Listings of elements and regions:
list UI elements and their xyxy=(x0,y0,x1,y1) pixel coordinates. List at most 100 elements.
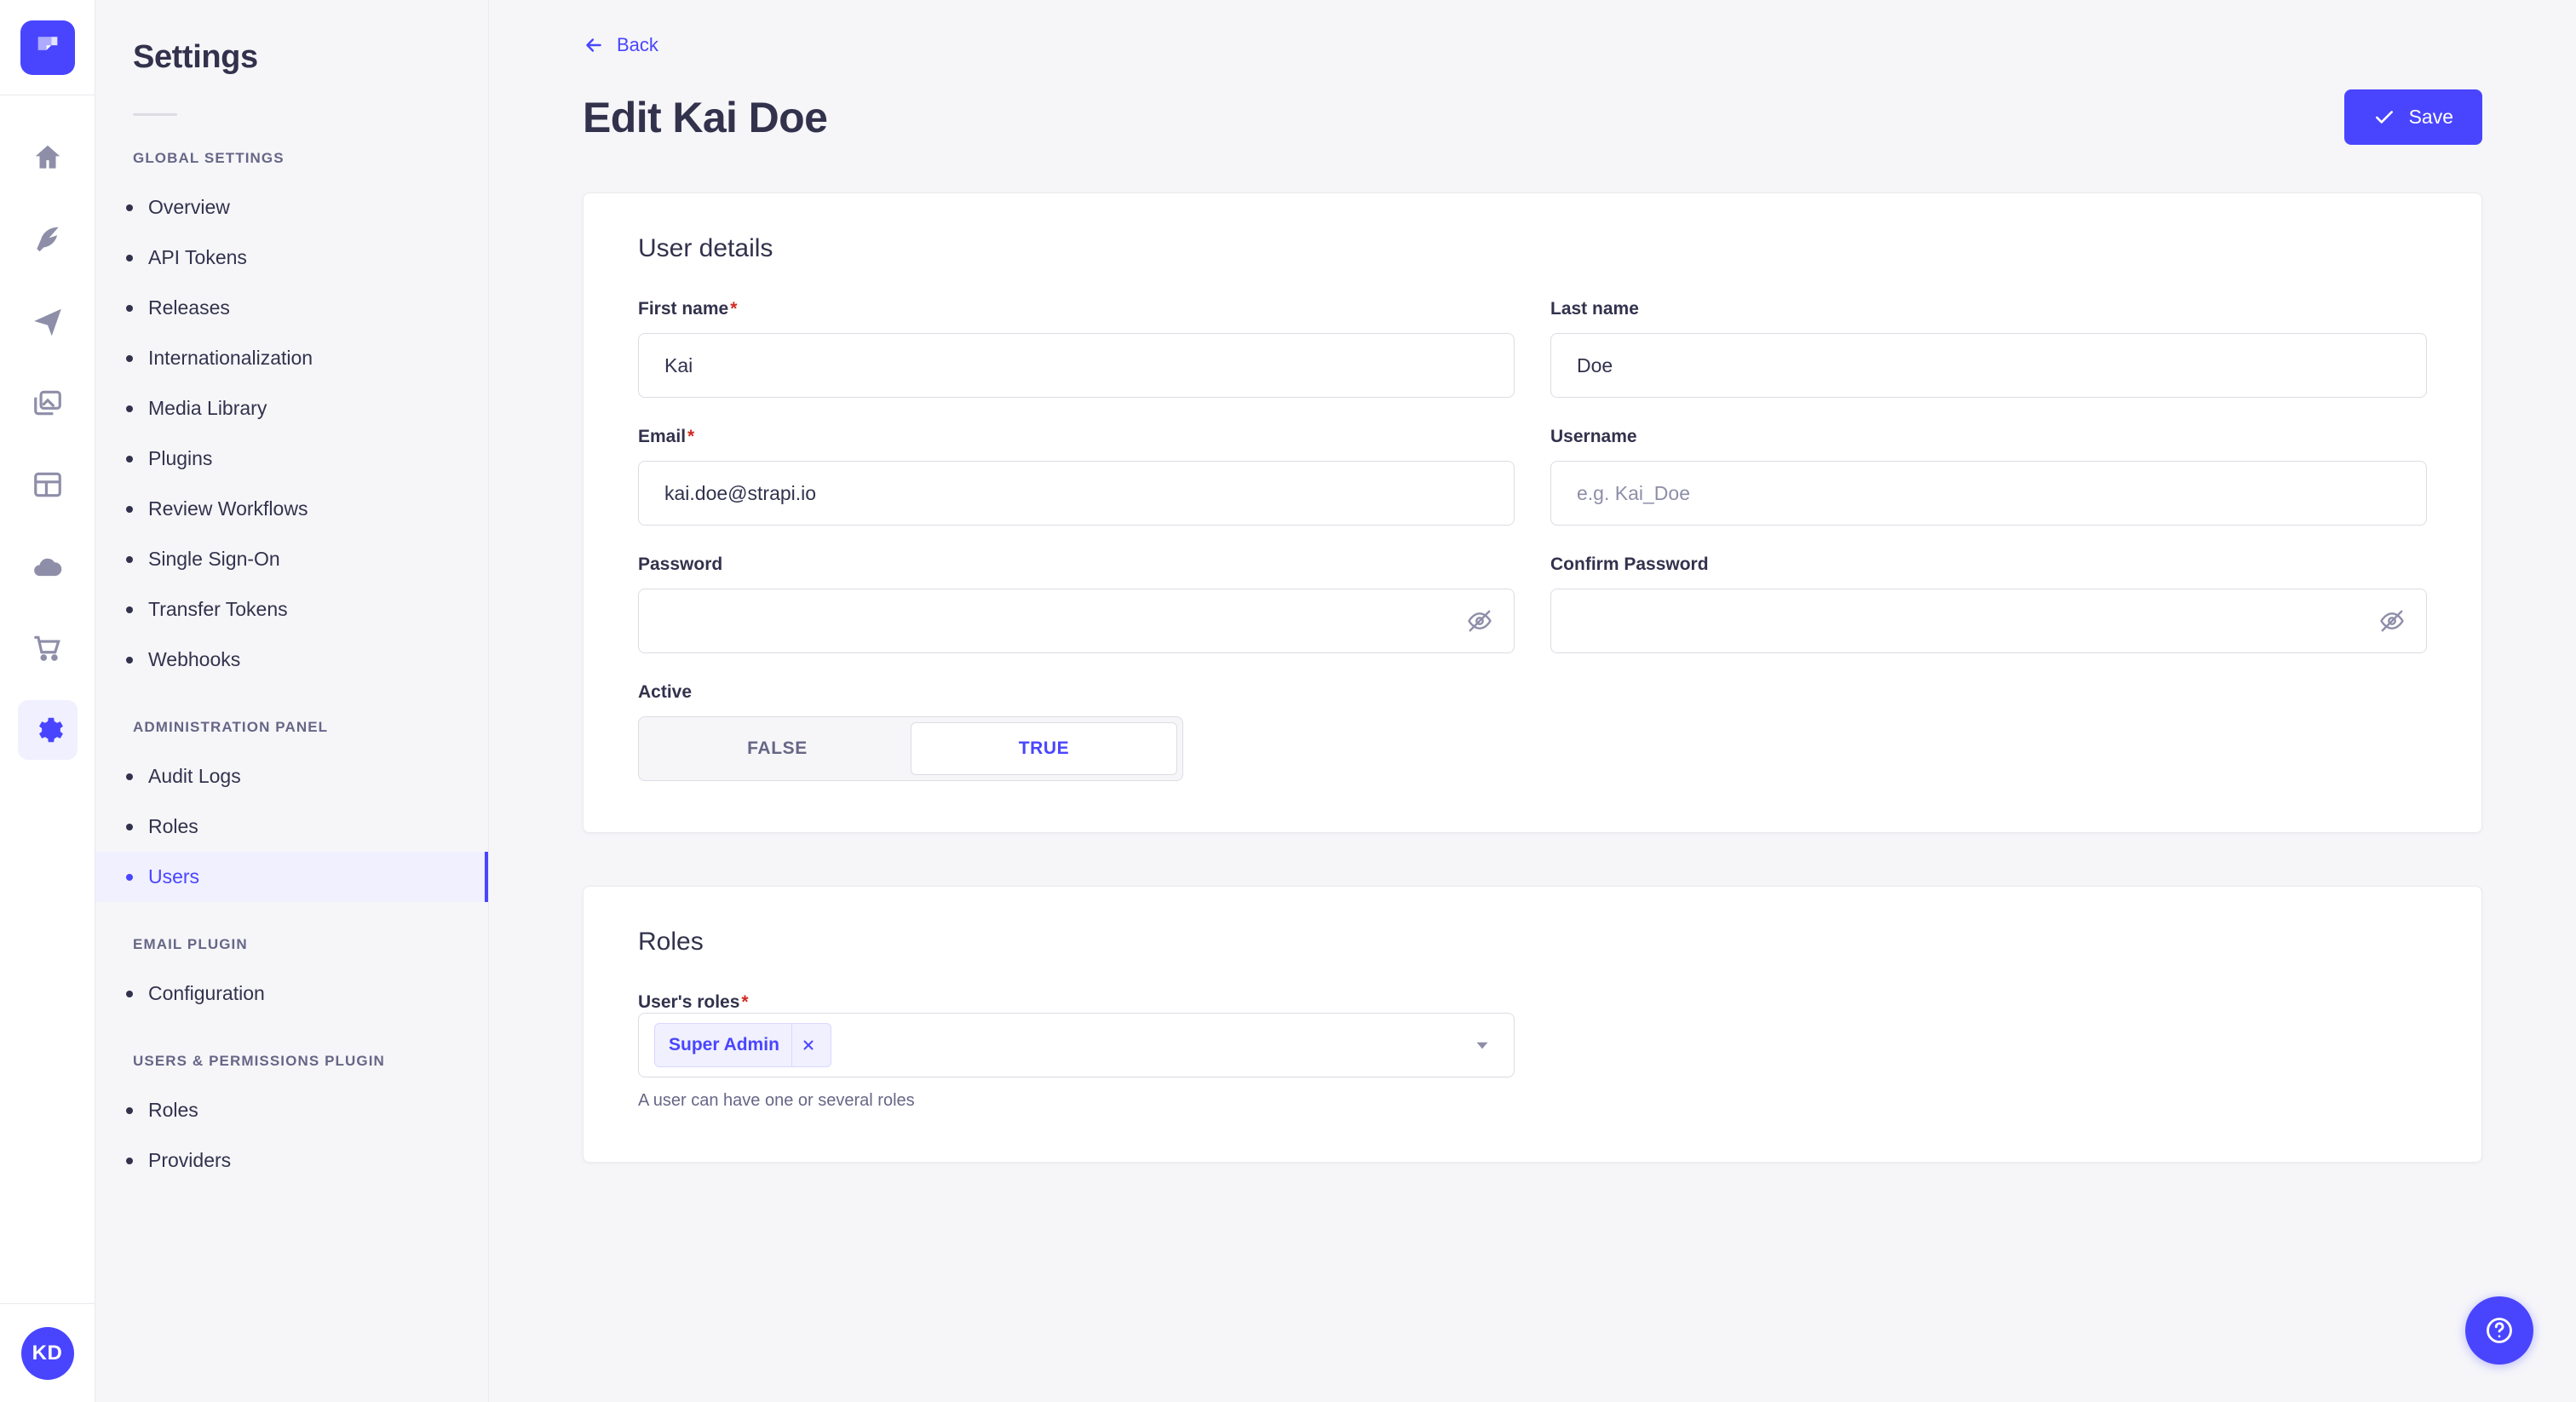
first-name-input[interactable] xyxy=(638,333,1515,398)
sidebar-item-label: Providers xyxy=(148,1149,232,1171)
layout-icon[interactable] xyxy=(18,455,78,514)
sidebar-item-transfer-tokens[interactable]: Transfer Tokens xyxy=(95,584,488,635)
sidebar-item-releases[interactable]: Releases xyxy=(95,283,488,333)
nav-section-email-plugin: EMAIL PLUGIN Configuration xyxy=(95,936,488,1019)
active-toggle-true[interactable]: TRUE xyxy=(911,722,1177,775)
active-toggle[interactable]: FALSE TRUE xyxy=(638,716,1183,781)
close-icon[interactable] xyxy=(791,1024,825,1066)
save-label: Save xyxy=(2408,106,2453,128)
email-input[interactable] xyxy=(638,461,1515,526)
bullet-icon xyxy=(126,656,133,664)
roles-card: Roles User's roles* Super Admin xyxy=(583,886,2482,1163)
sidebar-item-review-workflows[interactable]: Review Workflows xyxy=(95,484,488,534)
first-name-label-text: First name xyxy=(638,299,729,319)
bullet-icon xyxy=(126,204,133,211)
main-content: Back Edit Kai Doe Save User details Firs… xyxy=(489,0,2576,1402)
sidebar-header: Settings xyxy=(95,0,488,116)
roles-title: Roles xyxy=(638,928,704,956)
nav-section-administration: ADMINISTRATION PANEL Audit Logs Roles Us… xyxy=(95,719,488,902)
back-label: Back xyxy=(617,34,658,55)
username-input-wrap xyxy=(1550,461,2427,526)
help-button[interactable] xyxy=(2465,1296,2533,1365)
last-name-input[interactable] xyxy=(1550,333,2427,398)
sidebar-item-webhooks[interactable]: Webhooks xyxy=(95,635,488,685)
arrow-left-icon xyxy=(586,38,601,52)
bullet-icon xyxy=(126,254,133,261)
eye-off-icon[interactable] xyxy=(1467,608,1492,634)
bullet-icon xyxy=(126,606,133,613)
bullet-icon xyxy=(126,1157,133,1164)
user-roles-select[interactable]: Super Admin xyxy=(638,1013,1515,1077)
username-label: Username xyxy=(1550,427,1637,446)
question-mark-icon xyxy=(2487,1318,2512,1343)
bullet-icon xyxy=(126,405,133,412)
username-input[interactable] xyxy=(1550,461,2427,526)
sidebar-item-label: Roles xyxy=(148,1099,198,1121)
sidebar-item-configuration[interactable]: Configuration xyxy=(95,968,488,1019)
logo-area xyxy=(0,0,95,95)
required-marker: * xyxy=(730,299,738,319)
email-input-wrap xyxy=(638,461,1515,526)
sidebar-item-label: Overview xyxy=(148,196,230,218)
page-title: Edit Kai Doe xyxy=(583,93,828,141)
gear-icon[interactable] xyxy=(17,700,78,760)
bullet-icon xyxy=(126,555,133,563)
active-toggle-false[interactable]: FALSE xyxy=(747,738,808,758)
required-marker: * xyxy=(687,427,695,446)
form-content: User details First name* Last name xyxy=(489,145,2576,1163)
nav-section-label: USERS & PERMISSIONS PLUGIN xyxy=(133,1053,385,1069)
save-button[interactable]: Save xyxy=(2343,89,2482,145)
password-input-wrap xyxy=(638,589,1515,653)
sidebar-item-label: Audit Logs xyxy=(148,765,241,787)
feather-icon[interactable] xyxy=(18,210,78,269)
sidebar-item-users[interactable]: Users xyxy=(95,852,488,902)
back-link[interactable]: Back xyxy=(583,34,658,56)
home-icon[interactable] xyxy=(18,128,78,187)
confirm-password-input[interactable] xyxy=(1550,589,2427,653)
avatar[interactable]: KD xyxy=(20,1326,74,1380)
bullet-icon xyxy=(126,354,133,362)
sidebar-item-label: Configuration xyxy=(148,982,265,1004)
password-label: Password xyxy=(638,554,723,574)
bullet-icon xyxy=(126,990,133,997)
settings-sidebar: Settings GLOBAL SETTINGS Overview API To… xyxy=(95,0,489,1402)
cloud-icon[interactable] xyxy=(18,537,78,596)
sidebar-item-label: Single Sign-On xyxy=(148,548,280,570)
sidebar-item-api-tokens[interactable]: API Tokens xyxy=(95,233,488,283)
nav-list-users-permissions: Roles Providers xyxy=(95,1085,488,1186)
user-roles-hint: A user can have one or several roles xyxy=(638,1091,915,1110)
active-label: Active xyxy=(638,682,693,702)
sidebar-item-media-library[interactable]: Media Library xyxy=(95,383,488,434)
chevron-down-icon[interactable] xyxy=(1471,1034,1493,1056)
sidebar-item-single-sign-on[interactable]: Single Sign-On xyxy=(95,534,488,584)
images-icon[interactable] xyxy=(18,373,78,433)
sidebar-item-internationalization[interactable]: Internationalization xyxy=(95,333,488,383)
shopping-cart-icon[interactable] xyxy=(18,618,78,678)
sidebar-item-providers[interactable]: Providers xyxy=(95,1135,488,1186)
sidebar-item-overview[interactable]: Overview xyxy=(95,182,488,233)
nav-list-global: Overview API Tokens Releases Internation… xyxy=(95,182,488,685)
sidebar-item-label: Users xyxy=(148,865,200,888)
user-details-title: User details xyxy=(638,234,773,262)
user-roles-label-text: User's roles xyxy=(638,992,740,1012)
sidebar-item-up-roles[interactable]: Roles xyxy=(95,1085,488,1135)
email-field: Email* xyxy=(638,427,1515,526)
sidebar-item-roles[interactable]: Roles xyxy=(95,802,488,852)
password-field: Password xyxy=(638,554,1515,653)
paper-plane-icon[interactable] xyxy=(18,291,78,351)
password-input[interactable] xyxy=(638,589,1515,653)
role-tag-label: Super Admin xyxy=(669,1035,779,1054)
user-details-grid: First name* Last name xyxy=(638,299,2427,653)
sidebar-item-label: Plugins xyxy=(148,447,213,469)
username-field: Username xyxy=(1550,427,2427,526)
user-details-card: User details First name* Last name xyxy=(583,192,2482,833)
nav-section-users-permissions: USERS & PERMISSIONS PLUGIN Roles Provide… xyxy=(95,1053,488,1186)
user-avatar-area: KD xyxy=(0,1303,95,1402)
strapi-logo-icon[interactable] xyxy=(20,20,75,75)
bullet-icon xyxy=(126,304,133,312)
required-marker: * xyxy=(741,992,749,1012)
eye-off-icon[interactable] xyxy=(2379,608,2405,634)
confirm-password-field: Confirm Password xyxy=(1550,554,2427,653)
sidebar-item-plugins[interactable]: Plugins xyxy=(95,434,488,484)
sidebar-item-audit-logs[interactable]: Audit Logs xyxy=(95,751,488,802)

Exercise task ::
Copy every line of the entries above word for word. Leave out the pictures.

Correct answer ::
list UI elements and their xyxy=(x0,y0,x1,y1) pixel coordinates. List at most 100 elements.
first-name-input[interactable] xyxy=(638,333,1515,398)
sidebar-item-label: Providers xyxy=(148,1149,232,1171)
layout-icon[interactable] xyxy=(18,455,78,514)
sidebar-item-transfer-tokens[interactable]: Transfer Tokens xyxy=(95,584,488,635)
sidebar-item-releases[interactable]: Releases xyxy=(95,283,488,333)
nav-section-email-plugin: EMAIL PLUGIN Configuration xyxy=(95,936,488,1019)
active-toggle-true[interactable]: TRUE xyxy=(911,722,1177,775)
active-toggle[interactable]: FALSE TRUE xyxy=(638,716,1183,781)
close-icon[interactable] xyxy=(791,1024,825,1066)
save-label: Save xyxy=(2408,106,2453,128)
email-input[interactable] xyxy=(638,461,1515,526)
bullet-icon xyxy=(126,656,133,664)
roles-card: Roles User's roles* Super Admin xyxy=(583,886,2482,1163)
sidebar-item-review-workflows[interactable]: Review Workflows xyxy=(95,484,488,534)
first-name-label-text: First name xyxy=(638,299,729,319)
bullet-icon xyxy=(126,204,133,211)
main-content: Back Edit Kai Doe Save User details Firs… xyxy=(489,0,2576,1402)
sidebar-header: Settings xyxy=(95,0,488,116)
roles-title: Roles xyxy=(638,928,704,956)
nav-section-administration: ADMINISTRATION PANEL Audit Logs Roles Us… xyxy=(95,719,488,902)
back-label: Back xyxy=(617,34,658,55)
username-input-wrap xyxy=(1550,461,2427,526)
help-button[interactable] xyxy=(2465,1296,2533,1365)
last-name-input[interactable] xyxy=(1550,333,2427,398)
sidebar-item-webhooks[interactable]: Webhooks xyxy=(95,635,488,685)
arrow-left-icon xyxy=(586,38,601,52)
bullet-icon xyxy=(126,254,133,261)
eye-off-icon[interactable] xyxy=(1467,608,1492,634)
bullet-icon xyxy=(126,606,133,613)
bullet-icon xyxy=(126,1157,133,1164)
user-roles-select[interactable]: Super Admin xyxy=(638,1013,1515,1077)
username-label: Username xyxy=(1550,427,1637,446)
question-mark-icon xyxy=(2487,1318,2512,1343)
bullet-icon xyxy=(126,405,133,412)
username-input[interactable] xyxy=(1550,461,2427,526)
sidebar-item-label: Roles xyxy=(148,1099,198,1121)
sidebar-item-configuration[interactable]: Configuration xyxy=(95,968,488,1019)
logo-area xyxy=(0,0,95,95)
required-marker: * xyxy=(730,299,738,319)
email-input-wrap xyxy=(638,461,1515,526)
sidebar-item-label: Overview xyxy=(148,196,230,218)
page-title: Edit Kai Doe xyxy=(583,93,828,141)
gear-icon[interactable] xyxy=(17,700,78,760)
bullet-icon xyxy=(126,555,133,563)
active-toggle-false[interactable]: FALSE xyxy=(747,738,808,758)
required-marker: * xyxy=(687,427,695,446)
form-content: User details First name* Last name xyxy=(489,145,2576,1163)
nav-section-label: USERS & PERMISSIONS PLUGIN xyxy=(133,1053,385,1069)
save-button[interactable]: Save xyxy=(2343,89,2482,145)
password-input-wrap xyxy=(638,589,1515,653)
sidebar-item-label: Audit Logs xyxy=(148,765,241,787)
feather-icon[interactable] xyxy=(18,210,78,269)
sidebar-item-users[interactable]: Users xyxy=(95,852,488,902)
back-link[interactable]: Back xyxy=(583,34,658,56)
home-icon[interactable] xyxy=(18,128,78,187)
confirm-password-input[interactable] xyxy=(1550,589,2427,653)
avatar[interactable]: KD xyxy=(20,1326,74,1380)
bullet-icon xyxy=(126,354,133,362)
sidebar-item-label: Configuration xyxy=(148,982,265,1004)
password-label: Password xyxy=(638,554,723,574)
bullet-icon xyxy=(126,990,133,997)
settings-sidebar: Settings GLOBAL SETTINGS Overview API To… xyxy=(95,0,489,1402)
cloud-icon[interactable] xyxy=(18,537,78,596)
sidebar-item-label: Single Sign-On xyxy=(148,548,280,570)
sidebar-item-api-tokens[interactable]: API Tokens xyxy=(95,233,488,283)
nav-list-users-permissions: Roles Providers xyxy=(95,1085,488,1186)
user-roles-hint: A user can have one or several roles xyxy=(638,1091,915,1110)
active-label: Active xyxy=(638,682,693,702)
sidebar-item-media-library[interactable]: Media Library xyxy=(95,383,488,434)
chevron-down-icon[interactable] xyxy=(1471,1034,1493,1056)
sidebar-item-single-sign-on[interactable]: Single Sign-On xyxy=(95,534,488,584)
images-icon[interactable] xyxy=(18,373,78,433)
sidebar-item-internationalization[interactable]: Internationalization xyxy=(95,333,488,383)
shopping-cart-icon[interactable] xyxy=(18,618,78,678)
sidebar-item-providers[interactable]: Providers xyxy=(95,1135,488,1186)
sidebar-item-overview[interactable]: Overview xyxy=(95,182,488,233)
nav-list-global: Overview API Tokens Releases Internation… xyxy=(95,182,488,685)
sidebar-item-label: Users xyxy=(148,865,200,888)
user-details-title: User details xyxy=(638,234,773,262)
user-roles-label-text: User's roles xyxy=(638,992,740,1012)
sidebar-item-up-roles[interactable]: Roles xyxy=(95,1085,488,1135)
email-field: Email* xyxy=(638,427,1515,526)
sidebar-item-roles[interactable]: Roles xyxy=(95,802,488,852)
password-field: Password xyxy=(638,554,1515,653)
paper-plane-icon[interactable] xyxy=(18,291,78,351)
password-input[interactable] xyxy=(638,589,1515,653)
role-tag-label: Super Admin xyxy=(669,1035,779,1054)
user-details-grid: First name* Last name xyxy=(638,299,2427,653)
sidebar-item-label: Plugins xyxy=(148,447,213,469)
username-field: Username xyxy=(1550,427,2427,526)
user-details-card: User details First name* Last name xyxy=(583,192,2482,833)
nav-section-users-permissions: USERS & PERMISSIONS PLUGIN Roles Provide… xyxy=(95,1053,488,1186)
user-avatar-area: KD xyxy=(0,1303,95,1402)
strapi-logo-icon[interactable] xyxy=(20,20,75,75)
bullet-icon xyxy=(126,304,133,312)
required-marker: * xyxy=(741,992,749,1012)
eye-off-icon[interactable] xyxy=(2379,608,2405,634)
confirm-password-field: Confirm Password xyxy=(1550,554,2427,653)
sidebar-item-plugins[interactable]: Plugins xyxy=(95,434,488,484)
sidebar-item-audit-logs[interactable]: Audit Logs xyxy=(95,751,488,802)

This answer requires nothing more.